Written task => Copy every line, leaving nothing out and adding nothing.

Entries from a dataset
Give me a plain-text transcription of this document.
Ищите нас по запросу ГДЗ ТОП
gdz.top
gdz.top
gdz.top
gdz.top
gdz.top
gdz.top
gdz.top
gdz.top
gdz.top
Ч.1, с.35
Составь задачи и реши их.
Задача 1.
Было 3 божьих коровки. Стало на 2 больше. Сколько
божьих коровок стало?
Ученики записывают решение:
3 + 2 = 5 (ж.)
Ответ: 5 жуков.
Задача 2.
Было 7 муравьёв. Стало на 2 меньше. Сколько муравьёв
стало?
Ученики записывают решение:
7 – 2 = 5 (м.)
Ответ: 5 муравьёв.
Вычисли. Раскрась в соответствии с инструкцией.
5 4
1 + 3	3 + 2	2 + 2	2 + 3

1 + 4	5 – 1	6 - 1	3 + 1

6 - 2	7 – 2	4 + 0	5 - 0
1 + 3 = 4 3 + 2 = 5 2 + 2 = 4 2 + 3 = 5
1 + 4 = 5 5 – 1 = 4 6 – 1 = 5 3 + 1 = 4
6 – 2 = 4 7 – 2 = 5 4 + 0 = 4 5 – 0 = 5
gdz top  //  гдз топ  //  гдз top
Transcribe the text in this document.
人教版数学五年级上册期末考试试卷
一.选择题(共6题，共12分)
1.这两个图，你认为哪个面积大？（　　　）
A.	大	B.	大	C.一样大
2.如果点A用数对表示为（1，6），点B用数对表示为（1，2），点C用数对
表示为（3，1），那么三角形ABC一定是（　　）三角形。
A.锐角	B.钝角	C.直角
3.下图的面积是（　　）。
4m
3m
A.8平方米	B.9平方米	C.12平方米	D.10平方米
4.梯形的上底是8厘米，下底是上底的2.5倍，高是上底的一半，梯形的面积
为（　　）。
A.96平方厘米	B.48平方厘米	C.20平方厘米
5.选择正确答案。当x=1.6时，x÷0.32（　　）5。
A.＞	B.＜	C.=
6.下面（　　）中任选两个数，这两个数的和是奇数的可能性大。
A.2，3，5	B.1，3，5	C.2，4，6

Written answer =>
Give me a plain-text transcription of this document.
Ищите нас по запросу ГДЗ ТОП
gdz.top
gdz.top
gdz.top
gdz.top
gdz.top
gdz.top
gdz.top
gdz.top
gdz.top
Ч.1, с.35
Составь задачи и реши их.
Задача 1.
Было 3 божьих коровки. Стало на 2 больше. Сколько
божьих коровок стало?
Ученики записывают решение:
3 + 2 = 5 (ж.)
Ответ: 5 жуков.
Задача 2.
Было 7 муравьёв. Стало на 2 меньше. Сколько муравьёв
стало?
Ученики записывают решение:
7 – 2 = 5 (м.)
Ответ: 5 муравьёв.
Вычисли. Раскрась в соответствии с инструкцией.
5 4
1 + 3	3 + 2	2 + 2	2 + 3

1 + 4	5 – 1	6 - 1	3 + 1

6 - 2	7 – 2	4 + 0	5 - 0
1 + 3 = 4 3 + 2 = 5 2 + 2 = 4 2 + 3 = 5
1 + 4 = 5 5 – 1 = 4 6 – 1 = 5 3 + 1 = 4
6 – 2 = 4 7 – 2 = 5 4 + 0 = 4 5 – 0 = 5
gdz top  //  гдз топ  //  гдз top
Transcribe the text in this document.
人教版数学五年级上册期末考试试卷
一.选择题(共6题，共12分)
1.这两个图，你认为哪个面积大？（　　　）
A.	大	B.	大	C.一样大
2.如果点A用数对表示为（1，6），点B用数对表示为（1，2），点C用数对
表示为（3，1），那么三角形ABC一定是（　　）三角形。
A.锐角	B.钝角	C.直角
3.下图的面积是（　　）。
4m
3m
A.8平方米	B.9平方米	C.12平方米	D.10平方米
4.梯形的上底是8厘米，下底是上底的2.5倍，高是上底的一半，梯形的面积
为（　　）。
A.96平方厘米	B.48平方厘米	C.20平方厘米
5.选择正确答案。当x=1.6时，x÷0.32（　　）5。
A.＞	B.＜	C.=
6.下面（　　）中任选两个数，这两个数的和是奇数的可能性大。
A.2，3，5	B.1，3，5	C.2，4，6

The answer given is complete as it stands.